§ Data provided
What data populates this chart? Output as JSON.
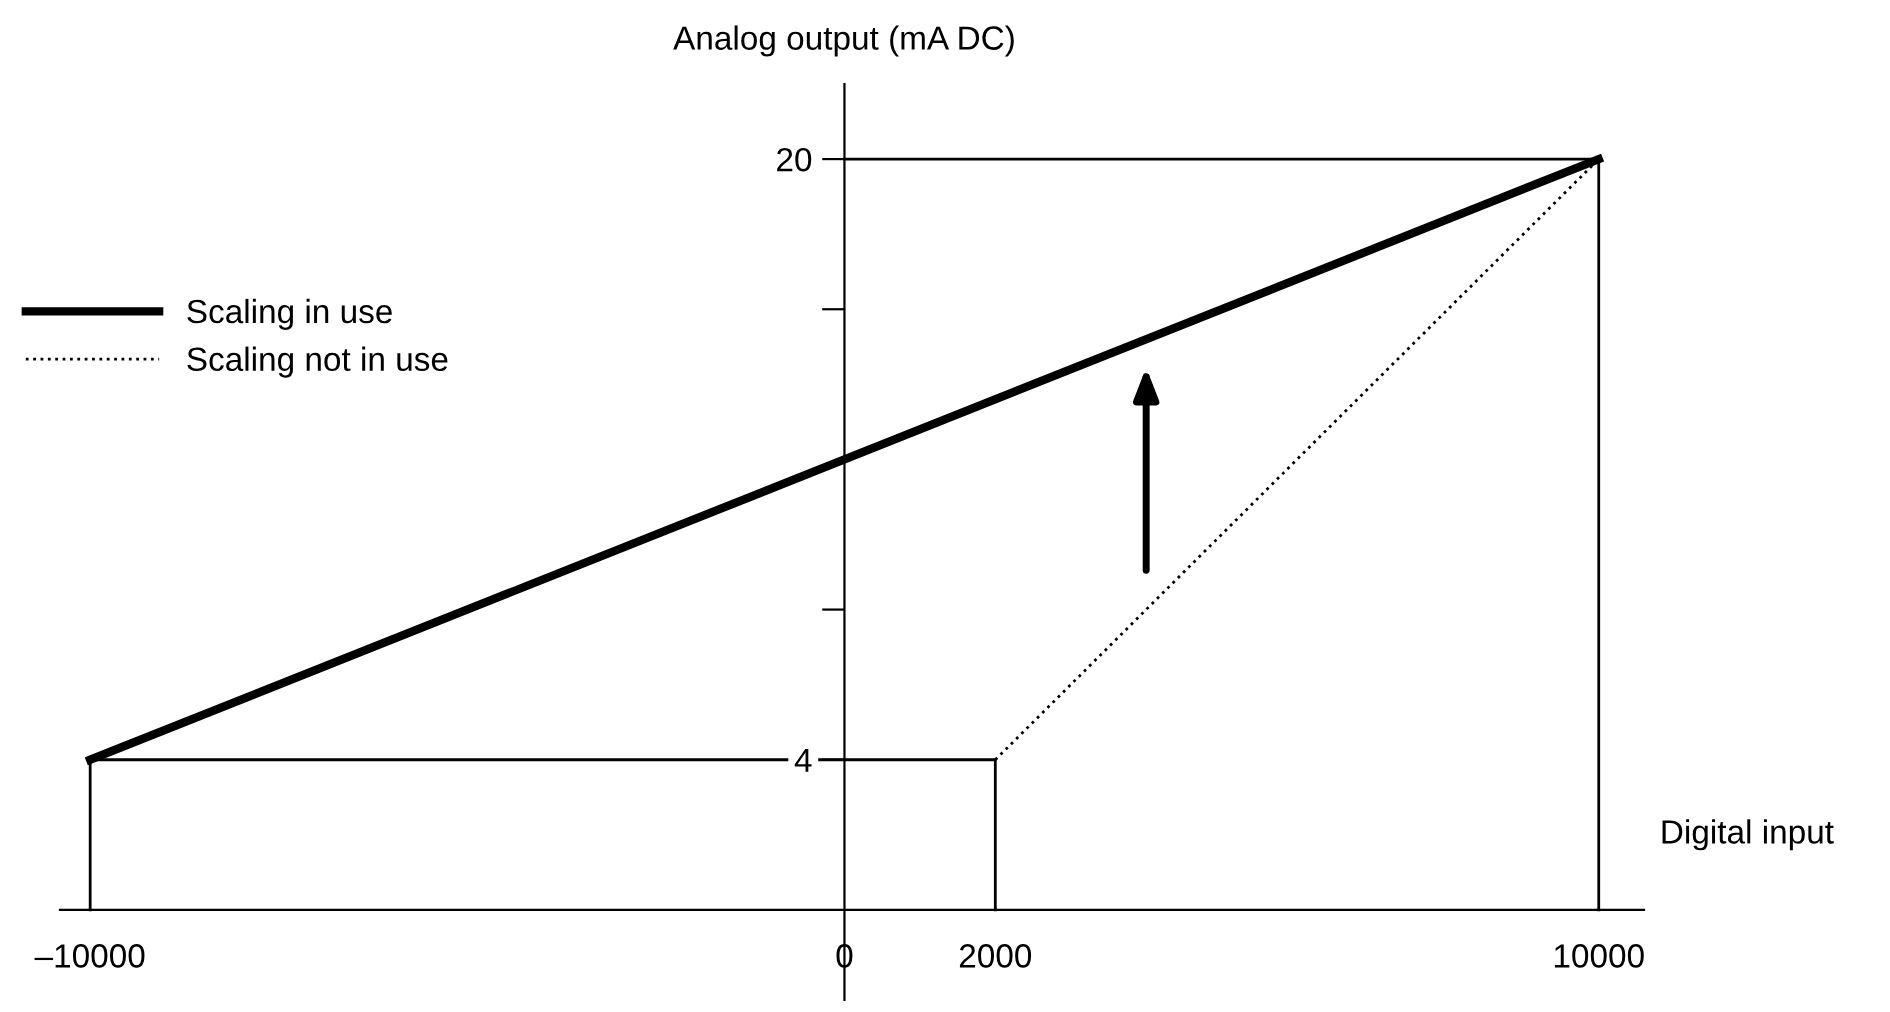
{
  "chart_data": {
    "type": "line",
    "xlabel": "Digital input",
    "ylabel": "Analog output (mA DC)",
    "xlim": [
      -10400,
      10600
    ],
    "ylim": [
      -2.4,
      22
    ],
    "xticks": [
      {
        "value": -10000,
        "label": "–10000"
      },
      0,
      2000,
      10000
    ],
    "yticks": [
      {
        "value": 4,
        "label": "4"
      },
      {
        "value": 8,
        "label": null
      },
      {
        "value": 16,
        "label": null
      },
      20
    ],
    "grid": false,
    "legend": "top left",
    "marker": "none",
    "series": [
      {
        "name": "Scaling in use",
        "color": "#000000",
        "line_style": "solid",
        "x": [
          -10000,
          10000
        ],
        "values": [
          4,
          20
        ]
      },
      {
        "name": "Scaling not in use",
        "color": "#000000",
        "line_style": "dotted",
        "x": [
          2000,
          10000
        ],
        "values": [
          4,
          20
        ]
      },
      {
        "color": "#000000",
        "line_style": "solid",
        "x": [
          -10000,
          -10000,
          2000,
          2000
        ],
        "values": [
          0,
          4,
          4,
          0
        ]
      },
      {
        "color": "#000000",
        "line_style": "solid",
        "x": [
          0,
          10000,
          10000
        ],
        "values": [
          20,
          20,
          0
        ]
      }
    ]
  }
}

§ Short exercise
Restate the whole of the material word for word without the pictures.

§ Written solution
What data populates this chart? Output as JSON.
{
  "chart_data": {
    "type": "line",
    "xlabel": "Digital input",
    "ylabel": "Analog output (mA DC)",
    "xlim": [
      -10400,
      10600
    ],
    "ylim": [
      -2.4,
      22
    ],
    "xticks": [
      {
        "value": -10000,
        "label": "–10000"
      },
      0,
      2000,
      10000
    ],
    "yticks": [
      {
        "value": 4,
        "label": "4"
      },
      {
        "value": 8,
        "label": null
      },
      {
        "value": 16,
        "label": null
      },
      20
    ],
    "grid": false,
    "legend": "top left",
    "marker": "none",
    "series": [
      {
        "name": "Scaling in use",
        "color": "#000000",
        "line_style": "solid",
        "x": [
          -10000,
          10000
        ],
        "values": [
          4,
          20
        ]
      },
      {
        "name": "Scaling not in use",
        "color": "#000000",
        "line_style": "dotted",
        "x": [
          2000,
          10000
        ],
        "values": [
          4,
          20
        ]
      },
      {
        "color": "#000000",
        "line_style": "solid",
        "x": [
          -10000,
          -10000,
          2000,
          2000
        ],
        "values": [
          0,
          4,
          4,
          0
        ]
      },
      {
        "color": "#000000",
        "line_style": "solid",
        "x": [
          0,
          10000,
          10000
        ],
        "values": [
          20,
          20,
          0
        ]
      }
    ]
  }
}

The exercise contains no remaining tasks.